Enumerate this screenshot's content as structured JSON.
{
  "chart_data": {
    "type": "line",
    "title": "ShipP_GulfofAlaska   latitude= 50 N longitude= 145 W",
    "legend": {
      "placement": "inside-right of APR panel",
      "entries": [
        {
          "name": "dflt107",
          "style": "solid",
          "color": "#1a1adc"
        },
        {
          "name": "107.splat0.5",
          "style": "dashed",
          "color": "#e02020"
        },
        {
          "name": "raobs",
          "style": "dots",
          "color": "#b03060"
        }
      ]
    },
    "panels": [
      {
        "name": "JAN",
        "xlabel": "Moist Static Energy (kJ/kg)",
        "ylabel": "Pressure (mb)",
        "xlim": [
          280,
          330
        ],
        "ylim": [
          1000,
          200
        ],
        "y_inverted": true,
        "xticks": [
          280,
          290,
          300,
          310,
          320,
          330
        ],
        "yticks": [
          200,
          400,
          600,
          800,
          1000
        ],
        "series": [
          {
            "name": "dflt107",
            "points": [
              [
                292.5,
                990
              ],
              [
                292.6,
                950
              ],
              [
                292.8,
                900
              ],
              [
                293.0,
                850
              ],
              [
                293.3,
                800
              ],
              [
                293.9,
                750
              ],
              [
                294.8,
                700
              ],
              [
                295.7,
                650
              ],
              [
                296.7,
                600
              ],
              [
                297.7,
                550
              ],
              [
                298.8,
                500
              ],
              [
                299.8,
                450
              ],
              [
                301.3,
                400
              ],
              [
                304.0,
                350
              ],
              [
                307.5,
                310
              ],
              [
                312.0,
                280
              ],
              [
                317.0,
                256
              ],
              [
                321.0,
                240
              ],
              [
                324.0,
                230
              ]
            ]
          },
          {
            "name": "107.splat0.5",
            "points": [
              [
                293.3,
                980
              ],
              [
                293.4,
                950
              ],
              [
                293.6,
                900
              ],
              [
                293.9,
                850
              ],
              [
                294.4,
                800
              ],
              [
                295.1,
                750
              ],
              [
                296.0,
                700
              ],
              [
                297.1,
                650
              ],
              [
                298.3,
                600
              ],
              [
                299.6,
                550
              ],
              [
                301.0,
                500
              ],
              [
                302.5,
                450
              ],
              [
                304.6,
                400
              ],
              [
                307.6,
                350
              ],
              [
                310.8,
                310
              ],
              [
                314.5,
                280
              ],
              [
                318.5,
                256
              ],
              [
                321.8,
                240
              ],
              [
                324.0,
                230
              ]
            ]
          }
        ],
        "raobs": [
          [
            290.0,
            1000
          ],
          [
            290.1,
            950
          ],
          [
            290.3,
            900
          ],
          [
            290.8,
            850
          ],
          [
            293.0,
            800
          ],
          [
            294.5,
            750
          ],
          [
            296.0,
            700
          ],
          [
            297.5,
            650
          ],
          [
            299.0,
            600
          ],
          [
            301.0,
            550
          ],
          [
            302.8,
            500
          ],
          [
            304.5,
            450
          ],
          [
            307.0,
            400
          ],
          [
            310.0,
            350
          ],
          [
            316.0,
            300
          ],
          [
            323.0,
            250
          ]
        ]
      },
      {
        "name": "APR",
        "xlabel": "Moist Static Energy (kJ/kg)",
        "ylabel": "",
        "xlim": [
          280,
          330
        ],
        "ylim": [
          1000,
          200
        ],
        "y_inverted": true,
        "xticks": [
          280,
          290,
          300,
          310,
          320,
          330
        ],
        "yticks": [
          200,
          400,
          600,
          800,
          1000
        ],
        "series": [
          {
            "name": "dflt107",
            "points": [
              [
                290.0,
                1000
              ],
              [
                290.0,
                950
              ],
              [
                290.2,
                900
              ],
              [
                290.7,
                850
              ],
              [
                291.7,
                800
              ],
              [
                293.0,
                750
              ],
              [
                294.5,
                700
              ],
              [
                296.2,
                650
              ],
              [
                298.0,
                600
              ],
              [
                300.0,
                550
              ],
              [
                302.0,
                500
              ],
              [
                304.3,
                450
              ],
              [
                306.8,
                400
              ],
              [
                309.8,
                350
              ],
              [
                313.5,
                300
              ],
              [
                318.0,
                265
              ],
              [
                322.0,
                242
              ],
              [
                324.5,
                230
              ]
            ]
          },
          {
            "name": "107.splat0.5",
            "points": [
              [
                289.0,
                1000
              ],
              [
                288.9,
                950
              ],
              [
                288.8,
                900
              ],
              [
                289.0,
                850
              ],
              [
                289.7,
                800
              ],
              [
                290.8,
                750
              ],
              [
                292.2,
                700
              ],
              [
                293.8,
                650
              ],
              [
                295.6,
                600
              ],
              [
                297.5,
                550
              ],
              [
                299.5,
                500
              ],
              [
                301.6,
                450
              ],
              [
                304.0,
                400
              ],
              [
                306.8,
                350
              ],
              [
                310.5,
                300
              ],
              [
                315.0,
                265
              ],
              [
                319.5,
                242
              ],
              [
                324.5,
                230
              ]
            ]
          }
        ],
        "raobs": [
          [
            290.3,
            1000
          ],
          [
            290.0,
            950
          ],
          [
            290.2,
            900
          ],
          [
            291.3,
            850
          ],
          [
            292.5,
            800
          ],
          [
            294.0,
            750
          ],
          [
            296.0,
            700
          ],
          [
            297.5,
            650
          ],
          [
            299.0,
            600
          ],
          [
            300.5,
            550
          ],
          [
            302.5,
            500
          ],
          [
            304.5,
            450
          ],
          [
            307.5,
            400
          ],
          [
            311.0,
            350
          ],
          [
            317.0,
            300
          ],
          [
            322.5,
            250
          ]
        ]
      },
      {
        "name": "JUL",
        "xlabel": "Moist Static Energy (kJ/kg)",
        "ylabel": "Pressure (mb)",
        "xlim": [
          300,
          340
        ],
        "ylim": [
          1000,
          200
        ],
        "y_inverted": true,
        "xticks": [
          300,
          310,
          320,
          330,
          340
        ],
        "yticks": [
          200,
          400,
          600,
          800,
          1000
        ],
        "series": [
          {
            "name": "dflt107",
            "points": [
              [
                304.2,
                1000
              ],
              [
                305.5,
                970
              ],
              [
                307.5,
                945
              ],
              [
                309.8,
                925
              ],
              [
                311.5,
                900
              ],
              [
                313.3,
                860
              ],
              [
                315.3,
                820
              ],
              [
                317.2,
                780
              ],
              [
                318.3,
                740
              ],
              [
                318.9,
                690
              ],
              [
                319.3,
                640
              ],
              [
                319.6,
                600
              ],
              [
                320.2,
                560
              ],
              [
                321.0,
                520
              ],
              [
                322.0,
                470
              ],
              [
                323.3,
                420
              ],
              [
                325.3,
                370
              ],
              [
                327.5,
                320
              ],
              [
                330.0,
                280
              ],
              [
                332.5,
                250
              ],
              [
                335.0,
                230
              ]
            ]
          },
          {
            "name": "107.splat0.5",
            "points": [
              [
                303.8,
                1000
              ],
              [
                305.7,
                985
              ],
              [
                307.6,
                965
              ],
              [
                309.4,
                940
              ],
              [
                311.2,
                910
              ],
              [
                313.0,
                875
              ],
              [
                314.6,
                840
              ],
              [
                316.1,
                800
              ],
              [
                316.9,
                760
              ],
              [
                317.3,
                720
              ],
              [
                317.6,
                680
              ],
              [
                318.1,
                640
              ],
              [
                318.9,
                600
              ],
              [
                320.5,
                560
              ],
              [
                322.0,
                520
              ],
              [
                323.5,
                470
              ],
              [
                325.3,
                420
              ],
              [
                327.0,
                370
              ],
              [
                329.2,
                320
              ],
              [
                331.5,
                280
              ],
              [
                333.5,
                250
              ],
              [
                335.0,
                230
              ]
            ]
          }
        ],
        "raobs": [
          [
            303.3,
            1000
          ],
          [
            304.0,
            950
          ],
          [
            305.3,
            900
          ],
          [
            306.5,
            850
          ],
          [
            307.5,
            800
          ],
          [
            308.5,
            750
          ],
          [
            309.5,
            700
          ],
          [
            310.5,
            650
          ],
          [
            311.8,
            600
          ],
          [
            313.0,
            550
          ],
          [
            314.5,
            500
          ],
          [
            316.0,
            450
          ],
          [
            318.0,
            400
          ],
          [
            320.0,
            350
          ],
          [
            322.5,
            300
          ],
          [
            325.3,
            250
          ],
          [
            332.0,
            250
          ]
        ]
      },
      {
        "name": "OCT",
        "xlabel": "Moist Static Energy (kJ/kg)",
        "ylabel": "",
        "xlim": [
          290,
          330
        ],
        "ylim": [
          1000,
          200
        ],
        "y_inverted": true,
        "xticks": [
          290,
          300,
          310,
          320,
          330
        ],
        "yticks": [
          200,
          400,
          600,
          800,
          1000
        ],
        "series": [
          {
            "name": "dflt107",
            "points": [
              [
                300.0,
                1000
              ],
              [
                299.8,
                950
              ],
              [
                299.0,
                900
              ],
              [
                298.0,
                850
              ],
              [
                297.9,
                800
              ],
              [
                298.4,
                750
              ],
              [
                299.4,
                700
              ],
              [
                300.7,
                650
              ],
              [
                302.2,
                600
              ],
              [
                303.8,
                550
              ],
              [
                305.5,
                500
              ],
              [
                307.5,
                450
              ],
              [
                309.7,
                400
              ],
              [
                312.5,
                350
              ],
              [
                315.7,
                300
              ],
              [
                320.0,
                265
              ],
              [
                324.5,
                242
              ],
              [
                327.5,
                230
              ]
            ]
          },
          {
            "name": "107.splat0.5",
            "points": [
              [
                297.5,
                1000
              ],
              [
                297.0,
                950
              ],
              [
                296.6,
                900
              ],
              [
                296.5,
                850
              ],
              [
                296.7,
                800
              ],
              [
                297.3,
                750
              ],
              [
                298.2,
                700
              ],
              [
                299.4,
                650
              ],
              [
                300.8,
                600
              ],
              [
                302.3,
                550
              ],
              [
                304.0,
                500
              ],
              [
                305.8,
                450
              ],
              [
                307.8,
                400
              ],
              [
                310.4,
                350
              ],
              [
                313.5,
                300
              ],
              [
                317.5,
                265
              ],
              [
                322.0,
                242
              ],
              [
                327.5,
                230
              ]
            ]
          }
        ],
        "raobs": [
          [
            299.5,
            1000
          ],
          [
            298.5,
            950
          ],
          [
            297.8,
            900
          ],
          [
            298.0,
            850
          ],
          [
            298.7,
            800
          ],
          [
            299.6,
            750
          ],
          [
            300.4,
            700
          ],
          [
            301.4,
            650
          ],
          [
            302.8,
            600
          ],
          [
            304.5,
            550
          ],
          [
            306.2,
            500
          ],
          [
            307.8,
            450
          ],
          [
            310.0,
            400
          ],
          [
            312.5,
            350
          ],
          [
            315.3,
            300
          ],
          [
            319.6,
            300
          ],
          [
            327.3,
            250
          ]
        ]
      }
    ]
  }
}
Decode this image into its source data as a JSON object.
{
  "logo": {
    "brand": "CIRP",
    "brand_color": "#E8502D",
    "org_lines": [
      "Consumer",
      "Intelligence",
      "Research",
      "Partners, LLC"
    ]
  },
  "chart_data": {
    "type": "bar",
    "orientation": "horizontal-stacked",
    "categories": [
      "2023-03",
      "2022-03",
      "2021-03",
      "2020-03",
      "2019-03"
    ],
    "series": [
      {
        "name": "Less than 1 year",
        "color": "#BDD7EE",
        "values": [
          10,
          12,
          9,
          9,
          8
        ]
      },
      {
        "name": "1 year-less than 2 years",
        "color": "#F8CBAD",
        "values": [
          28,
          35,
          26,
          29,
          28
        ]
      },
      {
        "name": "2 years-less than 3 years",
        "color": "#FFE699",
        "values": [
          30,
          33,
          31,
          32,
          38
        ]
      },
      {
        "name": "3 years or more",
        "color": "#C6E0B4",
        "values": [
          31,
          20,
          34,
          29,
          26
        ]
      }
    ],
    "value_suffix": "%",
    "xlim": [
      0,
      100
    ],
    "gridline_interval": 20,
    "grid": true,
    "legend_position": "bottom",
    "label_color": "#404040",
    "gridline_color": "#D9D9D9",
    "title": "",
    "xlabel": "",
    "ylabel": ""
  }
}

Task statement: From the data above, copy each line that holds "this".

Exercise output:
Enumerate this screenshot's content as structured JSON.
Decode this image into its source data as a JSON object.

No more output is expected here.